- [EXERCISE MATERIAL]:
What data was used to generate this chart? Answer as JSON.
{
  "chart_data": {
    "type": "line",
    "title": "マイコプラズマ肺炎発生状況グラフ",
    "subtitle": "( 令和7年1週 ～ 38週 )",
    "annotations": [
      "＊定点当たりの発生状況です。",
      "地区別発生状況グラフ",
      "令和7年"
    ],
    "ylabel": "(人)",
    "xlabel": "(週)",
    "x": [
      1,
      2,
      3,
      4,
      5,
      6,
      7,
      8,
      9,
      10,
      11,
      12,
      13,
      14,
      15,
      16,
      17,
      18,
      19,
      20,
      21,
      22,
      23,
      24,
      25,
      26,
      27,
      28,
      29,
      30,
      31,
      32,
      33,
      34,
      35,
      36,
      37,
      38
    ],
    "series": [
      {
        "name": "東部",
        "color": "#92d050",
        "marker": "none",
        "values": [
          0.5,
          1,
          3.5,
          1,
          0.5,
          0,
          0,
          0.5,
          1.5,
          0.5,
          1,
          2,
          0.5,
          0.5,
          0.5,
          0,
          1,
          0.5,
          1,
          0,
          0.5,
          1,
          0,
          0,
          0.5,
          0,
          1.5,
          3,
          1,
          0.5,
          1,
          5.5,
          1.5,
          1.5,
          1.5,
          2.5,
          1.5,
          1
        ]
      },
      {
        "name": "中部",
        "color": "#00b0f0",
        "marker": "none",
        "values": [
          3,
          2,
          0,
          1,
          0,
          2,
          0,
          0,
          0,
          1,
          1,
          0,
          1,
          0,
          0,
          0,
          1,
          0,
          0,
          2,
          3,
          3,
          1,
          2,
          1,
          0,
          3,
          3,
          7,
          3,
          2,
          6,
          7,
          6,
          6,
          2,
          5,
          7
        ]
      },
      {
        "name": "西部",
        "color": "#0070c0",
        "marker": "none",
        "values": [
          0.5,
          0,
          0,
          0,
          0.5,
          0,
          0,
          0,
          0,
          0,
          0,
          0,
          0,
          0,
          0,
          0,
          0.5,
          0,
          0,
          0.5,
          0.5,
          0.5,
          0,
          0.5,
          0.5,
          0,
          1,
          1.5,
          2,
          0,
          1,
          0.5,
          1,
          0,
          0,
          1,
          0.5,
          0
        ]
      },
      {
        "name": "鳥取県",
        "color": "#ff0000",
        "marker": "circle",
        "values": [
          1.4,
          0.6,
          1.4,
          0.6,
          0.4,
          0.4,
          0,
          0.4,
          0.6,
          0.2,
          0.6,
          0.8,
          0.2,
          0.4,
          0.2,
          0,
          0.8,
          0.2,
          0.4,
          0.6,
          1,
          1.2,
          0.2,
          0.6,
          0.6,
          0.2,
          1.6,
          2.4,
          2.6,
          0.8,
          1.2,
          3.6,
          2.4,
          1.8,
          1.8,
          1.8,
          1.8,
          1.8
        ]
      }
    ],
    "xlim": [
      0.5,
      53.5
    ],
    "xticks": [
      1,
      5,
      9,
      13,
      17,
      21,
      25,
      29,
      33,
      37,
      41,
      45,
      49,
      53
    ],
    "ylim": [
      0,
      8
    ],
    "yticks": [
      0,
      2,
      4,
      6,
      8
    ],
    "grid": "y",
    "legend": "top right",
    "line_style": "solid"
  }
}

- [GIVEN REQUEST]: Print the complete listing again, exactly as it stands.

- [TASK OUTPUT]:
What data was used to generate this chart? Answer as JSON.
{
  "chart_data": {
    "type": "line",
    "title": "マイコプラズマ肺炎発生状況グラフ",
    "subtitle": "( 令和7年1週 ～ 38週 )",
    "annotations": [
      "＊定点当たりの発生状況です。",
      "地区別発生状況グラフ",
      "令和7年"
    ],
    "ylabel": "(人)",
    "xlabel": "(週)",
    "x": [
      1,
      2,
      3,
      4,
      5,
      6,
      7,
      8,
      9,
      10,
      11,
      12,
      13,
      14,
      15,
      16,
      17,
      18,
      19,
      20,
      21,
      22,
      23,
      24,
      25,
      26,
      27,
      28,
      29,
      30,
      31,
      32,
      33,
      34,
      35,
      36,
      37,
      38
    ],
    "series": [
      {
        "name": "東部",
        "color": "#92d050",
        "marker": "none",
        "values": [
          0.5,
          1,
          3.5,
          1,
          0.5,
          0,
          0,
          0.5,
          1.5,
          0.5,
          1,
          2,
          0.5,
          0.5,
          0.5,
          0,
          1,
          0.5,
          1,
          0,
          0.5,
          1,
          0,
          0,
          0.5,
          0,
          1.5,
          3,
          1,
          0.5,
          1,
          5.5,
          1.5,
          1.5,
          1.5,
          2.5,
          1.5,
          1
        ]
      },
      {
        "name": "中部",
        "color": "#00b0f0",
        "marker": "none",
        "values": [
          3,
          2,
          0,
          1,
          0,
          2,
          0,
          0,
          0,
          1,
          1,
          0,
          1,
          0,
          0,
          0,
          1,
          0,
          0,
          2,
          3,
          3,
          1,
          2,
          1,
          0,
          3,
          3,
          7,
          3,
          2,
          6,
          7,
          6,
          6,
          2,
          5,
          7
        ]
      },
      {
        "name": "西部",
        "color": "#0070c0",
        "marker": "none",
        "values": [
          0.5,
          0,
          0,
          0,
          0.5,
          0,
          0,
          0,
          0,
          0,
          0,
          0,
          0,
          0,
          0,
          0,
          0.5,
          0,
          0,
          0.5,
          0.5,
          0.5,
          0,
          0.5,
          0.5,
          0,
          1,
          1.5,
          2,
          0,
          1,
          0.5,
          1,
          0,
          0,
          1,
          0.5,
          0
        ]
      },
      {
        "name": "鳥取県",
        "color": "#ff0000",
        "marker": "circle",
        "values": [
          1.4,
          0.6,
          1.4,
          0.6,
          0.4,
          0.4,
          0,
          0.4,
          0.6,
          0.2,
          0.6,
          0.8,
          0.2,
          0.4,
          0.2,
          0,
          0.8,
          0.2,
          0.4,
          0.6,
          1,
          1.2,
          0.2,
          0.6,
          0.6,
          0.2,
          1.6,
          2.4,
          2.6,
          0.8,
          1.2,
          3.6,
          2.4,
          1.8,
          1.8,
          1.8,
          1.8,
          1.8
        ]
      }
    ],
    "xlim": [
      0.5,
      53.5
    ],
    "xticks": [
      1,
      5,
      9,
      13,
      17,
      21,
      25,
      29,
      33,
      37,
      41,
      45,
      49,
      53
    ],
    "ylim": [
      0,
      8
    ],
    "yticks": [
      0,
      2,
      4,
      6,
      8
    ],
    "grid": "y",
    "legend": "top right",
    "line_style": "solid"
  }
}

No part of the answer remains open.